--- START OF Record set ---

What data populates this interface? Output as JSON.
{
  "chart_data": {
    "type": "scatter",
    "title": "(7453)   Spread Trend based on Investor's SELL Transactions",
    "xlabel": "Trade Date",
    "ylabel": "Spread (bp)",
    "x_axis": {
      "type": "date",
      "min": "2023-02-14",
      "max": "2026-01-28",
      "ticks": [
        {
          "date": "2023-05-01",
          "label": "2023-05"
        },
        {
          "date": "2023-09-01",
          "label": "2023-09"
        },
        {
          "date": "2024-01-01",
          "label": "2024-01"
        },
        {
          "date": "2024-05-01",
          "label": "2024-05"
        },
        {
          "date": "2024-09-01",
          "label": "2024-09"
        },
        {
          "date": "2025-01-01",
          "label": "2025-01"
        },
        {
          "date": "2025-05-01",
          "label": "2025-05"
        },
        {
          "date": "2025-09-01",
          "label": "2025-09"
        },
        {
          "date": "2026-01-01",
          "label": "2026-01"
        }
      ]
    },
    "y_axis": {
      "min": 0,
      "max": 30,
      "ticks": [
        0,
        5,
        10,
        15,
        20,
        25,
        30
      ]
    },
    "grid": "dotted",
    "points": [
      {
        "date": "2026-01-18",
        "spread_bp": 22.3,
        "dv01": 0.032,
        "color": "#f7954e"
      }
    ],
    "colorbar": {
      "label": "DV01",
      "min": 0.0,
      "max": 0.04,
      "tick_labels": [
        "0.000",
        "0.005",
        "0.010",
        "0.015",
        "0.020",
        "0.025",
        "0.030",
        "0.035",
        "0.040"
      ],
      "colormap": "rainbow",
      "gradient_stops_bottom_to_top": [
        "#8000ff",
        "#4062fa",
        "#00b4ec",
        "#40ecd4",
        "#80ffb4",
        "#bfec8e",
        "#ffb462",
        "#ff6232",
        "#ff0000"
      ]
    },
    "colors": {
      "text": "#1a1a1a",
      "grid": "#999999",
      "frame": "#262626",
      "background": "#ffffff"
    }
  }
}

--- END OF Record set ---

Short exercise> Write every record out again, unaltered.

Final result>
What data populates this interface? Output as JSON.
{
  "chart_data": {
    "type": "scatter",
    "title": "(7453)   Spread Trend based on Investor's SELL Transactions",
    "xlabel": "Trade Date",
    "ylabel": "Spread (bp)",
    "x_axis": {
      "type": "date",
      "min": "2023-02-14",
      "max": "2026-01-28",
      "ticks": [
        {
          "date": "2023-05-01",
          "label": "2023-05"
        },
        {
          "date": "2023-09-01",
          "label": "2023-09"
        },
        {
          "date": "2024-01-01",
          "label": "2024-01"
        },
        {
          "date": "2024-05-01",
          "label": "2024-05"
        },
        {
          "date": "2024-09-01",
          "label": "2024-09"
        },
        {
          "date": "2025-01-01",
          "label": "2025-01"
        },
        {
          "date": "2025-05-01",
          "label": "2025-05"
        },
        {
          "date": "2025-09-01",
          "label": "2025-09"
        },
        {
          "date": "2026-01-01",
          "label": "2026-01"
        }
      ]
    },
    "y_axis": {
      "min": 0,
      "max": 30,
      "ticks": [
        0,
        5,
        10,
        15,
        20,
        25,
        30
      ]
    },
    "grid": "dotted",
    "points": [
      {
        "date": "2026-01-18",
        "spread_bp": 22.3,
        "dv01": 0.032,
        "color": "#f7954e"
      }
    ],
    "colorbar": {
      "label": "DV01",
      "min": 0.0,
      "max": 0.04,
      "tick_labels": [
        "0.000",
        "0.005",
        "0.010",
        "0.015",
        "0.020",
        "0.025",
        "0.030",
        "0.035",
        "0.040"
      ],
      "colormap": "rainbow",
      "gradient_stops_bottom_to_top": [
        "#8000ff",
        "#4062fa",
        "#00b4ec",
        "#40ecd4",
        "#80ffb4",
        "#bfec8e",
        "#ffb462",
        "#ff6232",
        "#ff0000"
      ]
    },
    "colors": {
      "text": "#1a1a1a",
      "grid": "#999999",
      "frame": "#262626",
      "background": "#ffffff"
    }
  }
}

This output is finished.